Exercise details: Repeat every entry word for word, but leave the images out of your copy.
╔══
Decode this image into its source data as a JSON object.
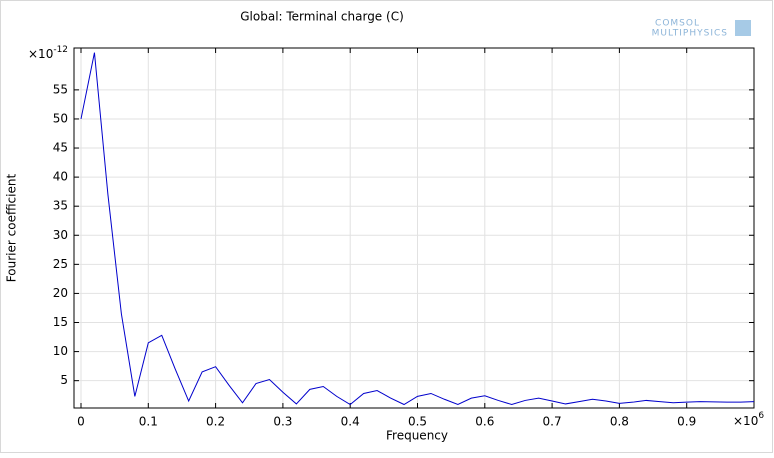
{
  "chart_data": {
    "type": "line",
    "title": "Global: Terminal charge (C)",
    "x_label": "Frequency",
    "y_label": "Fourier coefficient",
    "x_multiplier": {
      "base": "×10",
      "exponent": "6"
    },
    "y_multiplier": {
      "base": "×10",
      "exponent": "-12"
    },
    "logo": [
      "COMSOL",
      "MULTIPHYSICS"
    ],
    "x": [
      0,
      0.02,
      0.04,
      0.06,
      0.08,
      0.1,
      0.12,
      0.14,
      0.16,
      0.18,
      0.2,
      0.22,
      0.24,
      0.26,
      0.28,
      0.3,
      0.32,
      0.34,
      0.36,
      0.38,
      0.4,
      0.42,
      0.44,
      0.46,
      0.48,
      0.5,
      0.52,
      0.54,
      0.56,
      0.58,
      0.6,
      0.62,
      0.64,
      0.66,
      0.68,
      0.7,
      0.72,
      0.74,
      0.76,
      0.78,
      0.8,
      0.82,
      0.84,
      0.86,
      0.88,
      0.9,
      0.92,
      0.94,
      0.96,
      0.98,
      1
    ],
    "series": [
      {
        "color": "#0000cc",
        "values": [
          50,
          61.4,
          37,
          16.5,
          2.3,
          11.5,
          12.8,
          7,
          1.5,
          6.5,
          7.4,
          4.2,
          1.2,
          4.5,
          5.2,
          3,
          1,
          3.5,
          4,
          2.3,
          0.9,
          2.8,
          3.3,
          2,
          0.9,
          2.3,
          2.8,
          1.8,
          0.9,
          2,
          2.4,
          1.6,
          0.9,
          1.6,
          2,
          1.5,
          1,
          1.4,
          1.8,
          1.5,
          1.1,
          1.3,
          1.6,
          1.4,
          1.2,
          1.3,
          1.4,
          1.35,
          1.3,
          1.3,
          1.4
        ]
      }
    ],
    "xlim": [
      -0.0104,
      1
    ],
    "ylim": [
      0.3,
      62.2
    ],
    "xticks": [
      0,
      0.1,
      0.2,
      0.3,
      0.4,
      0.5,
      0.6,
      0.7,
      0.8,
      0.9
    ],
    "yticks": [
      5,
      10,
      15,
      20,
      25,
      30,
      35,
      40,
      45,
      50,
      55
    ],
    "grid": true
  }
}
╚══
Task solution:
Decode this image into its source data as a JSON object.
{
  "chart_data": {
    "type": "line",
    "title": "Global: Terminal charge (C)",
    "x_label": "Frequency",
    "y_label": "Fourier coefficient",
    "x_multiplier": {
      "base": "×10",
      "exponent": "6"
    },
    "y_multiplier": {
      "base": "×10",
      "exponent": "-12"
    },
    "logo": [
      "COMSOL",
      "MULTIPHYSICS"
    ],
    "x": [
      0,
      0.02,
      0.04,
      0.06,
      0.08,
      0.1,
      0.12,
      0.14,
      0.16,
      0.18,
      0.2,
      0.22,
      0.24,
      0.26,
      0.28,
      0.3,
      0.32,
      0.34,
      0.36,
      0.38,
      0.4,
      0.42,
      0.44,
      0.46,
      0.48,
      0.5,
      0.52,
      0.54,
      0.56,
      0.58,
      0.6,
      0.62,
      0.64,
      0.66,
      0.68,
      0.7,
      0.72,
      0.74,
      0.76,
      0.78,
      0.8,
      0.82,
      0.84,
      0.86,
      0.88,
      0.9,
      0.92,
      0.94,
      0.96,
      0.98,
      1
    ],
    "series": [
      {
        "color": "#0000cc",
        "values": [
          50,
          61.4,
          37,
          16.5,
          2.3,
          11.5,
          12.8,
          7,
          1.5,
          6.5,
          7.4,
          4.2,
          1.2,
          4.5,
          5.2,
          3,
          1,
          3.5,
          4,
          2.3,
          0.9,
          2.8,
          3.3,
          2,
          0.9,
          2.3,
          2.8,
          1.8,
          0.9,
          2,
          2.4,
          1.6,
          0.9,
          1.6,
          2,
          1.5,
          1,
          1.4,
          1.8,
          1.5,
          1.1,
          1.3,
          1.6,
          1.4,
          1.2,
          1.3,
          1.4,
          1.35,
          1.3,
          1.3,
          1.4
        ]
      }
    ],
    "xlim": [
      -0.0104,
      1
    ],
    "ylim": [
      0.3,
      62.2
    ],
    "xticks": [
      0,
      0.1,
      0.2,
      0.3,
      0.4,
      0.5,
      0.6,
      0.7,
      0.8,
      0.9
    ],
    "yticks": [
      5,
      10,
      15,
      20,
      25,
      30,
      35,
      40,
      45,
      50,
      55
    ],
    "grid": true
  }
}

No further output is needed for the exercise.